-------- STORED ROWS
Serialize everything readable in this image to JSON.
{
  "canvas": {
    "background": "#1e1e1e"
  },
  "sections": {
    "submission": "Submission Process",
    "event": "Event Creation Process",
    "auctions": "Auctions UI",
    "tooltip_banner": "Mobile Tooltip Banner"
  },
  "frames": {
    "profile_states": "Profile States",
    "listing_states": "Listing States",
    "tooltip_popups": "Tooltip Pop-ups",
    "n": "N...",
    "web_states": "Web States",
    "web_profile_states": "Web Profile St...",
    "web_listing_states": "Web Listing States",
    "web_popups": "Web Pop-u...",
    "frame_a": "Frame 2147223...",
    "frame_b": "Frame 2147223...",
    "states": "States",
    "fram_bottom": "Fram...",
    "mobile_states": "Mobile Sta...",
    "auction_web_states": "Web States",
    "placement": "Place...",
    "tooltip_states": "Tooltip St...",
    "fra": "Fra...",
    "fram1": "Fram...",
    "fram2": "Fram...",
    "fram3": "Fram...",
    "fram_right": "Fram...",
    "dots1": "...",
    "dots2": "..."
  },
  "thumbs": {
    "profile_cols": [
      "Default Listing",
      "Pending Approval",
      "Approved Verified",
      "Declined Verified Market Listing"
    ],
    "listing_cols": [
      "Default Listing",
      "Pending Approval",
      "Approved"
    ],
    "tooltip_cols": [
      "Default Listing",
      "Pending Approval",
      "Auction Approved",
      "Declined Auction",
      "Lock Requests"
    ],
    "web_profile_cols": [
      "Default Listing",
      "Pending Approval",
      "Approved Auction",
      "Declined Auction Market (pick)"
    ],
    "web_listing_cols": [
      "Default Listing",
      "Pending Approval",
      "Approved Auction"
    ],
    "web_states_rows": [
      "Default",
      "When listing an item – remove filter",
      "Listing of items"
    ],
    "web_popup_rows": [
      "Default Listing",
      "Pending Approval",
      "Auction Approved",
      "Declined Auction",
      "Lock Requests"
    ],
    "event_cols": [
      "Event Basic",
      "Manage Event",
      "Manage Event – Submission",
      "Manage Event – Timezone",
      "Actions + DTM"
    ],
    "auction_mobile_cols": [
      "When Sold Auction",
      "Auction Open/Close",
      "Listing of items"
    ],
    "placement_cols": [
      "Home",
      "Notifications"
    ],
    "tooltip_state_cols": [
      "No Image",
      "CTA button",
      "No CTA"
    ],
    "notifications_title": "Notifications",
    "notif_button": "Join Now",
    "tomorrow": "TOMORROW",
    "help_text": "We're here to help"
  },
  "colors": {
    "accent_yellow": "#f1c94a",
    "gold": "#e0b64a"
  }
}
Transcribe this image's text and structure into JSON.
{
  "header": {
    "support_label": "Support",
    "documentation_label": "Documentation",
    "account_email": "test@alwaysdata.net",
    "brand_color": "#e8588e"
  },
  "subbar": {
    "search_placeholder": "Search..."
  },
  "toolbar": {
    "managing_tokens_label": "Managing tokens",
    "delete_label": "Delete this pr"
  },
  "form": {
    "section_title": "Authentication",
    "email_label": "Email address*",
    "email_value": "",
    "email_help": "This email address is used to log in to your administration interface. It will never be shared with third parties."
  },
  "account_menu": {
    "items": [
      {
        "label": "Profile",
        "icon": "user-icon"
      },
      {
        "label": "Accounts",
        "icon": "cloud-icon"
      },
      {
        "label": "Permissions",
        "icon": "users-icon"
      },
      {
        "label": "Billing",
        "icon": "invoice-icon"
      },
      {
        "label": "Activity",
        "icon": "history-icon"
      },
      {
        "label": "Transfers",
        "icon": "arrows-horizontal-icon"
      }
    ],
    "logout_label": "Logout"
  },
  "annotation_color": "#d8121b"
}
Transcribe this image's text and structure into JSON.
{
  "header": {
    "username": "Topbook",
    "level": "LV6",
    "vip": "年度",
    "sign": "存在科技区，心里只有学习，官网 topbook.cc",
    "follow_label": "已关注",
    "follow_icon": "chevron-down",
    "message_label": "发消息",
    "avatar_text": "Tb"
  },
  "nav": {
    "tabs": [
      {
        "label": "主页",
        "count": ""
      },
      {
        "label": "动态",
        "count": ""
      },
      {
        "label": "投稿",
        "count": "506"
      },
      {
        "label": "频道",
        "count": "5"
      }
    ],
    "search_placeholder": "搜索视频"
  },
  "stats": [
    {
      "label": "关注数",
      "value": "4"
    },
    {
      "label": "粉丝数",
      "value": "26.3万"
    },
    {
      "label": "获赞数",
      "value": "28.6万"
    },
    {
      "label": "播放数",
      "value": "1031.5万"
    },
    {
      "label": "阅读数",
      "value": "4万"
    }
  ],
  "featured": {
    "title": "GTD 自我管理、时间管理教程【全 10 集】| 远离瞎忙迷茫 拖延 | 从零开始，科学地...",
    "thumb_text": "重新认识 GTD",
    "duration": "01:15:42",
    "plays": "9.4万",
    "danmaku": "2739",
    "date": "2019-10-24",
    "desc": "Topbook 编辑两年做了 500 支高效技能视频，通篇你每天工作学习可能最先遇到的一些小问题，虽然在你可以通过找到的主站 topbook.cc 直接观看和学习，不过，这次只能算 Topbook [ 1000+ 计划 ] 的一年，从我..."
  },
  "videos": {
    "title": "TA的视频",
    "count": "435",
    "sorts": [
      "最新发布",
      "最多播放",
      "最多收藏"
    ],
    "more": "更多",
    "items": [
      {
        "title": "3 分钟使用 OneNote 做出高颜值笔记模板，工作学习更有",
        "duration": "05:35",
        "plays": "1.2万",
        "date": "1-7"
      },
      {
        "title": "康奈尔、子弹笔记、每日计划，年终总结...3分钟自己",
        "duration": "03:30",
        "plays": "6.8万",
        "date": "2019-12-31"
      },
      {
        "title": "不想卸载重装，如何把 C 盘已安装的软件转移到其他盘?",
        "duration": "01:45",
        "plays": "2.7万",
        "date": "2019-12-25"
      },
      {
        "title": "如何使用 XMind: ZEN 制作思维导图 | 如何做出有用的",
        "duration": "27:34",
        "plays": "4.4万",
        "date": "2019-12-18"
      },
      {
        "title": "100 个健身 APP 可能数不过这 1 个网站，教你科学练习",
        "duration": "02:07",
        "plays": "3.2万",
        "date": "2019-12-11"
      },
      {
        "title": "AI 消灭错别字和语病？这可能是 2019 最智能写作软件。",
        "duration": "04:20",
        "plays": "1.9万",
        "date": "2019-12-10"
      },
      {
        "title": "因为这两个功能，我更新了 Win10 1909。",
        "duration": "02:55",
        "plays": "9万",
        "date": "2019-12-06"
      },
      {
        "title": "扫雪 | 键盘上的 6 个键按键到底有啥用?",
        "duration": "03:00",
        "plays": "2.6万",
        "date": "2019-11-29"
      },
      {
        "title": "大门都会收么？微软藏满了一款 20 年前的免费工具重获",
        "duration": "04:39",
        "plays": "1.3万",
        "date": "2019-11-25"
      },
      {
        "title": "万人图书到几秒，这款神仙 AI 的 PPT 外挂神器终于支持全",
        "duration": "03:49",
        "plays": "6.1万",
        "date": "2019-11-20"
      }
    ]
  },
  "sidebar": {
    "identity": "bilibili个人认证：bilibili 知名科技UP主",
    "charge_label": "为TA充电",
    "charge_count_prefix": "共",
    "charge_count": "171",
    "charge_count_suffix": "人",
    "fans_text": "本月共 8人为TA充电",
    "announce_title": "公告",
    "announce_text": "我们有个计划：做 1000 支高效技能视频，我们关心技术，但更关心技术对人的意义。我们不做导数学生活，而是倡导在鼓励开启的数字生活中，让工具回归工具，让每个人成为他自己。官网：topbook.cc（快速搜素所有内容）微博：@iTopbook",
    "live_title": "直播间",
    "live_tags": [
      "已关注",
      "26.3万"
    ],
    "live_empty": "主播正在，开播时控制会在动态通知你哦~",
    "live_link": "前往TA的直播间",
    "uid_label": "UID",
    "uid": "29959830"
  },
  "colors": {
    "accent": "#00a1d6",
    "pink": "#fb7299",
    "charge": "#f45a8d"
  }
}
----------------
§ TASK BRIEF
From the listing above, pick out each line where the word "Notifications" appears.

§ RESULT FOR THIS EXERCISE
      "Notifications"
    "notifications_title": "Notifications",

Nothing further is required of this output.